• What is required: Exact repetition of every entry is required.
**** Supplied data ****
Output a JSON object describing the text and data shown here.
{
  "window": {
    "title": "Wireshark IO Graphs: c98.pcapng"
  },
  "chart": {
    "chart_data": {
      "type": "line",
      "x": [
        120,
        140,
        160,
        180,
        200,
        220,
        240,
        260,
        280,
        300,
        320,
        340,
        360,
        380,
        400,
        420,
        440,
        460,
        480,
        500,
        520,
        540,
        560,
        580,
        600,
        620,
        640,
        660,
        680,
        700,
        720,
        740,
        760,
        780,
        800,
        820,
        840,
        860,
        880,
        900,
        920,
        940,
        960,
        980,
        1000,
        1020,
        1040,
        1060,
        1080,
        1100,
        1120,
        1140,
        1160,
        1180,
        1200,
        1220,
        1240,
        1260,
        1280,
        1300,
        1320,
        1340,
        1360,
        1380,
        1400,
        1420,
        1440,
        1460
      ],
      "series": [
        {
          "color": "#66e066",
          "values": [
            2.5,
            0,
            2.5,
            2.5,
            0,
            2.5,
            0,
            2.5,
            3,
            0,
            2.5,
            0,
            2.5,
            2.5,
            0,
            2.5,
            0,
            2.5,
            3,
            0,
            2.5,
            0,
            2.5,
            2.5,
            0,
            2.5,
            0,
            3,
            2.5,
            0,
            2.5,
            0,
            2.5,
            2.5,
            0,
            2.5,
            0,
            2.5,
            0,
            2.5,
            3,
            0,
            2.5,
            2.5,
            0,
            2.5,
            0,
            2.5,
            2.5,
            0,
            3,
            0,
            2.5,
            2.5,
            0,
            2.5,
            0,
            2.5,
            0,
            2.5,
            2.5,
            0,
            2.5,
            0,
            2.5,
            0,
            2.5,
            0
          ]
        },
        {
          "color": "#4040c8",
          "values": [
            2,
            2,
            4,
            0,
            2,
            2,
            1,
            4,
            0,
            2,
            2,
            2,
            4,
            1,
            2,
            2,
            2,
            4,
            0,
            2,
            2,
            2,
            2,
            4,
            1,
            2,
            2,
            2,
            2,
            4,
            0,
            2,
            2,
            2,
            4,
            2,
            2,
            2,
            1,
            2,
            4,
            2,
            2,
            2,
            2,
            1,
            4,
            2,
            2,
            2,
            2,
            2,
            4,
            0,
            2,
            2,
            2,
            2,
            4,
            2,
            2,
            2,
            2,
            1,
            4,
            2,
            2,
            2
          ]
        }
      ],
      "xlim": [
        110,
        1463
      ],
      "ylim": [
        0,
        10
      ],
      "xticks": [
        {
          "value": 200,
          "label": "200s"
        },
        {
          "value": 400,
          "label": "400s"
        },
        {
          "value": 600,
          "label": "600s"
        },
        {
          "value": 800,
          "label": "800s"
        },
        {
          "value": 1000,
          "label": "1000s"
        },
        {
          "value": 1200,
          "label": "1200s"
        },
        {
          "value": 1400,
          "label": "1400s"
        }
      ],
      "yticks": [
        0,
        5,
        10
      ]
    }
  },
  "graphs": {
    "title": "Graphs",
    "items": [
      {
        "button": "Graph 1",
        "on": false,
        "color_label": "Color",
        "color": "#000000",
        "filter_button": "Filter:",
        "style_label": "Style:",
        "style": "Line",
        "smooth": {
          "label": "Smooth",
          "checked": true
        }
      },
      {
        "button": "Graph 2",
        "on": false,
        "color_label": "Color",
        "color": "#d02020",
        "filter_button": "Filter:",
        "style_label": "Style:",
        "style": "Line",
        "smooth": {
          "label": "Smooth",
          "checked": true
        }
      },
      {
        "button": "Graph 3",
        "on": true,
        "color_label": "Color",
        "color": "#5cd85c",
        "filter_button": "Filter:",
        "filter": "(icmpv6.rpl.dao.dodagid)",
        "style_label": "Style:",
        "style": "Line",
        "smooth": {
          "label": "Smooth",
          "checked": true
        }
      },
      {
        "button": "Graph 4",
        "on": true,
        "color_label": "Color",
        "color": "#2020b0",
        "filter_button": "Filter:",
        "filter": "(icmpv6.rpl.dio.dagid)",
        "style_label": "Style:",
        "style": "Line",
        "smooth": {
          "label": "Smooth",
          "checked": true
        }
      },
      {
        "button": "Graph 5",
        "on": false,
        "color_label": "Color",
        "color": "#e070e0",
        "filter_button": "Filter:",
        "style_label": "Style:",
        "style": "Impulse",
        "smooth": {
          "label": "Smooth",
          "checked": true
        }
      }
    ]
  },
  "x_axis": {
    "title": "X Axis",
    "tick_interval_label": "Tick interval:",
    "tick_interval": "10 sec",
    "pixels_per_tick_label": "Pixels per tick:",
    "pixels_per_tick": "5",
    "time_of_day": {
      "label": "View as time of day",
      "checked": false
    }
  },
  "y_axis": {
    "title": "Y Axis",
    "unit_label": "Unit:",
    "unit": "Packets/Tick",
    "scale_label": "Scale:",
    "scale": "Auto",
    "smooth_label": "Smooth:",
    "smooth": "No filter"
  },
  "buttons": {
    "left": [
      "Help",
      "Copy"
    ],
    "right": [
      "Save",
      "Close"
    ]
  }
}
****
• Output of the task:
Output a JSON object describing the text and data shown here.
{
  "window": {
    "title": "Wireshark IO Graphs: c98.pcapng"
  },
  "chart": {
    "chart_data": {
      "type": "line",
      "x": [
        120,
        140,
        160,
        180,
        200,
        220,
        240,
        260,
        280,
        300,
        320,
        340,
        360,
        380,
        400,
        420,
        440,
        460,
        480,
        500,
        520,
        540,
        560,
        580,
        600,
        620,
        640,
        660,
        680,
        700,
        720,
        740,
        760,
        780,
        800,
        820,
        840,
        860,
        880,
        900,
        920,
        940,
        960,
        980,
        1000,
        1020,
        1040,
        1060,
        1080,
        1100,
        1120,
        1140,
        1160,
        1180,
        1200,
        1220,
        1240,
        1260,
        1280,
        1300,
        1320,
        1340,
        1360,
        1380,
        1400,
        1420,
        1440,
        1460
      ],
      "series": [
        {
          "color": "#66e066",
          "values": [
            2.5,
            0,
            2.5,
            2.5,
            0,
            2.5,
            0,
            2.5,
            3,
            0,
            2.5,
            0,
            2.5,
            2.5,
            0,
            2.5,
            0,
            2.5,
            3,
            0,
            2.5,
            0,
            2.5,
            2.5,
            0,
            2.5,
            0,
            3,
            2.5,
            0,
            2.5,
            0,
            2.5,
            2.5,
            0,
            2.5,
            0,
            2.5,
            0,
            2.5,
            3,
            0,
            2.5,
            2.5,
            0,
            2.5,
            0,
            2.5,
            2.5,
            0,
            3,
            0,
            2.5,
            2.5,
            0,
            2.5,
            0,
            2.5,
            0,
            2.5,
            2.5,
            0,
            2.5,
            0,
            2.5,
            0,
            2.5,
            0
          ]
        },
        {
          "color": "#4040c8",
          "values": [
            2,
            2,
            4,
            0,
            2,
            2,
            1,
            4,
            0,
            2,
            2,
            2,
            4,
            1,
            2,
            2,
            2,
            4,
            0,
            2,
            2,
            2,
            2,
            4,
            1,
            2,
            2,
            2,
            2,
            4,
            0,
            2,
            2,
            2,
            4,
            2,
            2,
            2,
            1,
            2,
            4,
            2,
            2,
            2,
            2,
            1,
            4,
            2,
            2,
            2,
            2,
            2,
            4,
            0,
            2,
            2,
            2,
            2,
            4,
            2,
            2,
            2,
            2,
            1,
            4,
            2,
            2,
            2
          ]
        }
      ],
      "xlim": [
        110,
        1463
      ],
      "ylim": [
        0,
        10
      ],
      "xticks": [
        {
          "value": 200,
          "label": "200s"
        },
        {
          "value": 400,
          "label": "400s"
        },
        {
          "value": 600,
          "label": "600s"
        },
        {
          "value": 800,
          "label": "800s"
        },
        {
          "value": 1000,
          "label": "1000s"
        },
        {
          "value": 1200,
          "label": "1200s"
        },
        {
          "value": 1400,
          "label": "1400s"
        }
      ],
      "yticks": [
        0,
        5,
        10
      ]
    }
  },
  "graphs": {
    "title": "Graphs",
    "items": [
      {
        "button": "Graph 1",
        "on": false,
        "color_label": "Color",
        "color": "#000000",
        "filter_button": "Filter:",
        "style_label": "Style:",
        "style": "Line",
        "smooth": {
          "label": "Smooth",
          "checked": true
        }
      },
      {
        "button": "Graph 2",
        "on": false,
        "color_label": "Color",
        "color": "#d02020",
        "filter_button": "Filter:",
        "style_label": "Style:",
        "style": "Line",
        "smooth": {
          "label": "Smooth",
          "checked": true
        }
      },
      {
        "button": "Graph 3",
        "on": true,
        "color_label": "Color",
        "color": "#5cd85c",
        "filter_button": "Filter:",
        "filter": "(icmpv6.rpl.dao.dodagid)",
        "style_label": "Style:",
        "style": "Line",
        "smooth": {
          "label": "Smooth",
          "checked": true
        }
      },
      {
        "button": "Graph 4",
        "on": true,
        "color_label": "Color",
        "color": "#2020b0",
        "filter_button": "Filter:",
        "filter": "(icmpv6.rpl.dio.dagid)",
        "style_label": "Style:",
        "style": "Line",
        "smooth": {
          "label": "Smooth",
          "checked": true
        }
      },
      {
        "button": "Graph 5",
        "on": false,
        "color_label": "Color",
        "color": "#e070e0",
        "filter_button": "Filter:",
        "style_label": "Style:",
        "style": "Impulse",
        "smooth": {
          "label": "Smooth",
          "checked": true
        }
      }
    ]
  },
  "x_axis": {
    "title": "X Axis",
    "tick_interval_label": "Tick interval:",
    "tick_interval": "10 sec",
    "pixels_per_tick_label": "Pixels per tick:",
    "pixels_per_tick": "5",
    "time_of_day": {
      "label": "View as time of day",
      "checked": false
    }
  },
  "y_axis": {
    "title": "Y Axis",
    "unit_label": "Unit:",
    "unit": "Packets/Tick",
    "scale_label": "Scale:",
    "scale": "Auto",
    "smooth_label": "Smooth:",
    "smooth": "No filter"
  },
  "buttons": {
    "left": [
      "Help",
      "Copy"
    ],
    "right": [
      "Save",
      "Close"
    ]
  }
}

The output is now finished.